What you should do
Print every record below exactly as written.
+===+
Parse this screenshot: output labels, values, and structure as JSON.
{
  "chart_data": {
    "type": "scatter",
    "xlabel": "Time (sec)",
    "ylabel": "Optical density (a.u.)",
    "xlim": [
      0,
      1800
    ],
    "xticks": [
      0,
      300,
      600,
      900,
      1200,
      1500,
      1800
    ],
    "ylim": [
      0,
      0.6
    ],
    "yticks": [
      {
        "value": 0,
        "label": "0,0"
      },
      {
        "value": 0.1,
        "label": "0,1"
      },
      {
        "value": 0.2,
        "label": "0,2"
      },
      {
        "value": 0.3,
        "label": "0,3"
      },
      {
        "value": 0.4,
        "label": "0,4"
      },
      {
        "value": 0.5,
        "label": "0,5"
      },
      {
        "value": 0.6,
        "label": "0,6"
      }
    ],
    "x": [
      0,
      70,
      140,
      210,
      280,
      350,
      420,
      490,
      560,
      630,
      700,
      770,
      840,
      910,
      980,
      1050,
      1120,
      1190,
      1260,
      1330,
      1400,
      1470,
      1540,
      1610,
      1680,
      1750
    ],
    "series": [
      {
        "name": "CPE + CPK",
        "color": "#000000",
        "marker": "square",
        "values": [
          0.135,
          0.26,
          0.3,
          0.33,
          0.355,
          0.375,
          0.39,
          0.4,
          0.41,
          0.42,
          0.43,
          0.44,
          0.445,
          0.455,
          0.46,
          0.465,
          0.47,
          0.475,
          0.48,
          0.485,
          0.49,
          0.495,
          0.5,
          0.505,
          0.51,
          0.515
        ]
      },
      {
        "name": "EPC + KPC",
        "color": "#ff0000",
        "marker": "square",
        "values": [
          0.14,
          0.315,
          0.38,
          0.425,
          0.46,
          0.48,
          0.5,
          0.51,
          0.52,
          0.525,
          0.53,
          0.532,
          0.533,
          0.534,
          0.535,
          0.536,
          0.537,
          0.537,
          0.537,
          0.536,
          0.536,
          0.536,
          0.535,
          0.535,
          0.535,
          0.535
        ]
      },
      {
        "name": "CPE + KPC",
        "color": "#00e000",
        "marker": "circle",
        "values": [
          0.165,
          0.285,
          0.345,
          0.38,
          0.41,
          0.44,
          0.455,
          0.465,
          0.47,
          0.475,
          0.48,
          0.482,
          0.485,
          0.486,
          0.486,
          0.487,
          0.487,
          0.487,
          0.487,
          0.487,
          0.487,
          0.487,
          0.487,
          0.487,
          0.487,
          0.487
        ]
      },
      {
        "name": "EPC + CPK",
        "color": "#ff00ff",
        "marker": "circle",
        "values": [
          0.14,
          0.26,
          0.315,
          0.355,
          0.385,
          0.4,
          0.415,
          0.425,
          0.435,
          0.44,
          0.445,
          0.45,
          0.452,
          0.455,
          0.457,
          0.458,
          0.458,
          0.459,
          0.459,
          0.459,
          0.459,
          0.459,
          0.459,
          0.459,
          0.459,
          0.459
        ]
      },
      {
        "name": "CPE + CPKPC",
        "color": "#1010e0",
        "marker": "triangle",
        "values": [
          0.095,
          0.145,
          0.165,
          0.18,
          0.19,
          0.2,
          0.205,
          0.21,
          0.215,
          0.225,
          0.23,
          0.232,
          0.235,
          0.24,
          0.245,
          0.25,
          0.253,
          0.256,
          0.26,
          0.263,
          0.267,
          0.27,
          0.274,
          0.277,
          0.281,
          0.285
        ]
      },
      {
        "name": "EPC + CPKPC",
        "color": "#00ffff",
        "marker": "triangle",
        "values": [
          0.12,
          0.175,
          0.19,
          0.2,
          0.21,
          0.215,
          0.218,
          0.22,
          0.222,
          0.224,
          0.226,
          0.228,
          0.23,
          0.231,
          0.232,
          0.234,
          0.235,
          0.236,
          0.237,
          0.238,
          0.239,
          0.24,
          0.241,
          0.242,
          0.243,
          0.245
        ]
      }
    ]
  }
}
+===+
Exercise output
Parse this screenshot: output labels, values, and structure as JSON.
{
  "chart_data": {
    "type": "scatter",
    "xlabel": "Time (sec)",
    "ylabel": "Optical density (a.u.)",
    "xlim": [
      0,
      1800
    ],
    "xticks": [
      0,
      300,
      600,
      900,
      1200,
      1500,
      1800
    ],
    "ylim": [
      0,
      0.6
    ],
    "yticks": [
      {
        "value": 0,
        "label": "0,0"
      },
      {
        "value": 0.1,
        "label": "0,1"
      },
      {
        "value": 0.2,
        "label": "0,2"
      },
      {
        "value": 0.3,
        "label": "0,3"
      },
      {
        "value": 0.4,
        "label": "0,4"
      },
      {
        "value": 0.5,
        "label": "0,5"
      },
      {
        "value": 0.6,
        "label": "0,6"
      }
    ],
    "x": [
      0,
      70,
      140,
      210,
      280,
      350,
      420,
      490,
      560,
      630,
      700,
      770,
      840,
      910,
      980,
      1050,
      1120,
      1190,
      1260,
      1330,
      1400,
      1470,
      1540,
      1610,
      1680,
      1750
    ],
    "series": [
      {
        "name": "CPE + CPK",
        "color": "#000000",
        "marker": "square",
        "values": [
          0.135,
          0.26,
          0.3,
          0.33,
          0.355,
          0.375,
          0.39,
          0.4,
          0.41,
          0.42,
          0.43,
          0.44,
          0.445,
          0.455,
          0.46,
          0.465,
          0.47,
          0.475,
          0.48,
          0.485,
          0.49,
          0.495,
          0.5,
          0.505,
          0.51,
          0.515
        ]
      },
      {
        "name": "EPC + KPC",
        "color": "#ff0000",
        "marker": "square",
        "values": [
          0.14,
          0.315,
          0.38,
          0.425,
          0.46,
          0.48,
          0.5,
          0.51,
          0.52,
          0.525,
          0.53,
          0.532,
          0.533,
          0.534,
          0.535,
          0.536,
          0.537,
          0.537,
          0.537,
          0.536,
          0.536,
          0.536,
          0.535,
          0.535,
          0.535,
          0.535
        ]
      },
      {
        "name": "CPE + KPC",
        "color": "#00e000",
        "marker": "circle",
        "values": [
          0.165,
          0.285,
          0.345,
          0.38,
          0.41,
          0.44,
          0.455,
          0.465,
          0.47,
          0.475,
          0.48,
          0.482,
          0.485,
          0.486,
          0.486,
          0.487,
          0.487,
          0.487,
          0.487,
          0.487,
          0.487,
          0.487,
          0.487,
          0.487,
          0.487,
          0.487
        ]
      },
      {
        "name": "EPC + CPK",
        "color": "#ff00ff",
        "marker": "circle",
        "values": [
          0.14,
          0.26,
          0.315,
          0.355,
          0.385,
          0.4,
          0.415,
          0.425,
          0.435,
          0.44,
          0.445,
          0.45,
          0.452,
          0.455,
          0.457,
          0.458,
          0.458,
          0.459,
          0.459,
          0.459,
          0.459,
          0.459,
          0.459,
          0.459,
          0.459,
          0.459
        ]
      },
      {
        "name": "CPE + CPKPC",
        "color": "#1010e0",
        "marker": "triangle",
        "values": [
          0.095,
          0.145,
          0.165,
          0.18,
          0.19,
          0.2,
          0.205,
          0.21,
          0.215,
          0.225,
          0.23,
          0.232,
          0.235,
          0.24,
          0.245,
          0.25,
          0.253,
          0.256,
          0.26,
          0.263,
          0.267,
          0.27,
          0.274,
          0.277,
          0.281,
          0.285
        ]
      },
      {
        "name": "EPC + CPKPC",
        "color": "#00ffff",
        "marker": "triangle",
        "values": [
          0.12,
          0.175,
          0.19,
          0.2,
          0.21,
          0.215,
          0.218,
          0.22,
          0.222,
          0.224,
          0.226,
          0.228,
          0.23,
          0.231,
          0.232,
          0.234,
          0.235,
          0.236,
          0.237,
          0.238,
          0.239,
          0.24,
          0.241,
          0.242,
          0.243,
          0.245
        ]
      }
    ]
  }
}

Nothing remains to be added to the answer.